Figure collection entries
* Begin *

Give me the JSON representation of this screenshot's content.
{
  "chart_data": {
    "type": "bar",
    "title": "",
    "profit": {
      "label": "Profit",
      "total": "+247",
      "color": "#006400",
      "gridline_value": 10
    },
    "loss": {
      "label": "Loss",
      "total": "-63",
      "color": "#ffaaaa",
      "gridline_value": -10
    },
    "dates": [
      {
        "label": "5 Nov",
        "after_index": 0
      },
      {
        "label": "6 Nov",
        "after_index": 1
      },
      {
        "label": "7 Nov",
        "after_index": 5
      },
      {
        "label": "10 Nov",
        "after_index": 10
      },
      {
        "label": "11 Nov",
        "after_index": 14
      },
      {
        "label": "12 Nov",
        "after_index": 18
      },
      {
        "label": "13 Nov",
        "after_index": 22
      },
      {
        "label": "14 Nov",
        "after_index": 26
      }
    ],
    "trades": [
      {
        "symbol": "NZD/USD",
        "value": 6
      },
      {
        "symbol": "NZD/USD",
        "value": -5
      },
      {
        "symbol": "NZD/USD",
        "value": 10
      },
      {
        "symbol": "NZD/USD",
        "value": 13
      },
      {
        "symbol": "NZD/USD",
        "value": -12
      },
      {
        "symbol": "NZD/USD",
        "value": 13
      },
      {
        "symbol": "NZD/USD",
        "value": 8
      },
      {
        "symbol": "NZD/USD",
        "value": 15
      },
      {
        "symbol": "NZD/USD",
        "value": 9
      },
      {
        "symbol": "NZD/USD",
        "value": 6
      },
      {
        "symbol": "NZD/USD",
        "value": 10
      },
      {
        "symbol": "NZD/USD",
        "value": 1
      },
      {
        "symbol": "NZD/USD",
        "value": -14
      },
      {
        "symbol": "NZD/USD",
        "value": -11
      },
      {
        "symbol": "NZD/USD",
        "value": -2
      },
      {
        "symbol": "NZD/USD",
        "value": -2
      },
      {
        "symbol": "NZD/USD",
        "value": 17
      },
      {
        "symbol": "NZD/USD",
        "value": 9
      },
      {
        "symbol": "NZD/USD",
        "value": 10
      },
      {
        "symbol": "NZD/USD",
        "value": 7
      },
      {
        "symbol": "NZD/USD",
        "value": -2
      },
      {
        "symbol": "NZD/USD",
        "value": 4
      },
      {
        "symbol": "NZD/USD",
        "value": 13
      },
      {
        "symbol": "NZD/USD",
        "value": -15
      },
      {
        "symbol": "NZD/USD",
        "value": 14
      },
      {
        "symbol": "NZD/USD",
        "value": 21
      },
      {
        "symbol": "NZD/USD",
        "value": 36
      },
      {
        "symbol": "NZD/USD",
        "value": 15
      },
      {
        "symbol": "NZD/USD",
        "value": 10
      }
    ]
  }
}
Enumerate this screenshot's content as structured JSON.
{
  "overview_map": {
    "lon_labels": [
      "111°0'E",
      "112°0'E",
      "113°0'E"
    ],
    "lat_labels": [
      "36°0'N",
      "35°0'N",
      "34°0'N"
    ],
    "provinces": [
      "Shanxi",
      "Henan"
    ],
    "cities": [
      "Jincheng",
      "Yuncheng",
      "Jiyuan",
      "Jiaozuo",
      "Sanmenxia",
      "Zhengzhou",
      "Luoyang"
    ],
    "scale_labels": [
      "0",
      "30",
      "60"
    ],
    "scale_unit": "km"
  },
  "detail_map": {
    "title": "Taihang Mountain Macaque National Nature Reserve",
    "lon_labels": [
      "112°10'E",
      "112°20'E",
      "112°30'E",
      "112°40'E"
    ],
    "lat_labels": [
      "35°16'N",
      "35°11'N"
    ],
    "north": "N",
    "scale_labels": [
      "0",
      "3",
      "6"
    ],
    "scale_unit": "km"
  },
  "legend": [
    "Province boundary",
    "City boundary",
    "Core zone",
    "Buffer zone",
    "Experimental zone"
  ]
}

* End *

(DIRECTIONS): Print every entry exactly as written.

(RESULT):
Give me the JSON representation of this screenshot's content.
{
  "chart_data": {
    "type": "bar",
    "title": "",
    "profit": {
      "label": "Profit",
      "total": "+247",
      "color": "#006400",
      "gridline_value": 10
    },
    "loss": {
      "label": "Loss",
      "total": "-63",
      "color": "#ffaaaa",
      "gridline_value": -10
    },
    "dates": [
      {
        "label": "5 Nov",
        "after_index": 0
      },
      {
        "label": "6 Nov",
        "after_index": 1
      },
      {
        "label": "7 Nov",
        "after_index": 5
      },
      {
        "label": "10 Nov",
        "after_index": 10
      },
      {
        "label": "11 Nov",
        "after_index": 14
      },
      {
        "label": "12 Nov",
        "after_index": 18
      },
      {
        "label": "13 Nov",
        "after_index": 22
      },
      {
        "label": "14 Nov",
        "after_index": 26
      }
    ],
    "trades": [
      {
        "symbol": "NZD/USD",
        "value": 6
      },
      {
        "symbol": "NZD/USD",
        "value": -5
      },
      {
        "symbol": "NZD/USD",
        "value": 10
      },
      {
        "symbol": "NZD/USD",
        "value": 13
      },
      {
        "symbol": "NZD/USD",
        "value": -12
      },
      {
        "symbol": "NZD/USD",
        "value": 13
      },
      {
        "symbol": "NZD/USD",
        "value": 8
      },
      {
        "symbol": "NZD/USD",
        "value": 15
      },
      {
        "symbol": "NZD/USD",
        "value": 9
      },
      {
        "symbol": "NZD/USD",
        "value": 6
      },
      {
        "symbol": "NZD/USD",
        "value": 10
      },
      {
        "symbol": "NZD/USD",
        "value": 1
      },
      {
        "symbol": "NZD/USD",
        "value": -14
      },
      {
        "symbol": "NZD/USD",
        "value": -11
      },
      {
        "symbol": "NZD/USD",
        "value": -2
      },
      {
        "symbol": "NZD/USD",
        "value": -2
      },
      {
        "symbol": "NZD/USD",
        "value": 17
      },
      {
        "symbol": "NZD/USD",
        "value": 9
      },
      {
        "symbol": "NZD/USD",
        "value": 10
      },
      {
        "symbol": "NZD/USD",
        "value": 7
      },
      {
        "symbol": "NZD/USD",
        "value": -2
      },
      {
        "symbol": "NZD/USD",
        "value": 4
      },
      {
        "symbol": "NZD/USD",
        "value": 13
      },
      {
        "symbol": "NZD/USD",
        "value": -15
      },
      {
        "symbol": "NZD/USD",
        "value": 14
      },
      {
        "symbol": "NZD/USD",
        "value": 21
      },
      {
        "symbol": "NZD/USD",
        "value": 36
      },
      {
        "symbol": "NZD/USD",
        "value": 15
      },
      {
        "symbol": "NZD/USD",
        "value": 10
      }
    ]
  }
}
Enumerate this screenshot's content as structured JSON.
{
  "overview_map": {
    "lon_labels": [
      "111°0'E",
      "112°0'E",
      "113°0'E"
    ],
    "lat_labels": [
      "36°0'N",
      "35°0'N",
      "34°0'N"
    ],
    "provinces": [
      "Shanxi",
      "Henan"
    ],
    "cities": [
      "Jincheng",
      "Yuncheng",
      "Jiyuan",
      "Jiaozuo",
      "Sanmenxia",
      "Zhengzhou",
      "Luoyang"
    ],
    "scale_labels": [
      "0",
      "30",
      "60"
    ],
    "scale_unit": "km"
  },
  "detail_map": {
    "title": "Taihang Mountain Macaque National Nature Reserve",
    "lon_labels": [
      "112°10'E",
      "112°20'E",
      "112°30'E",
      "112°40'E"
    ],
    "lat_labels": [
      "35°16'N",
      "35°11'N"
    ],
    "north": "N",
    "scale_labels": [
      "0",
      "3",
      "6"
    ],
    "scale_unit": "km"
  },
  "legend": [
    "Province boundary",
    "City boundary",
    "Core zone",
    "Buffer zone",
    "Experimental zone"
  ]
}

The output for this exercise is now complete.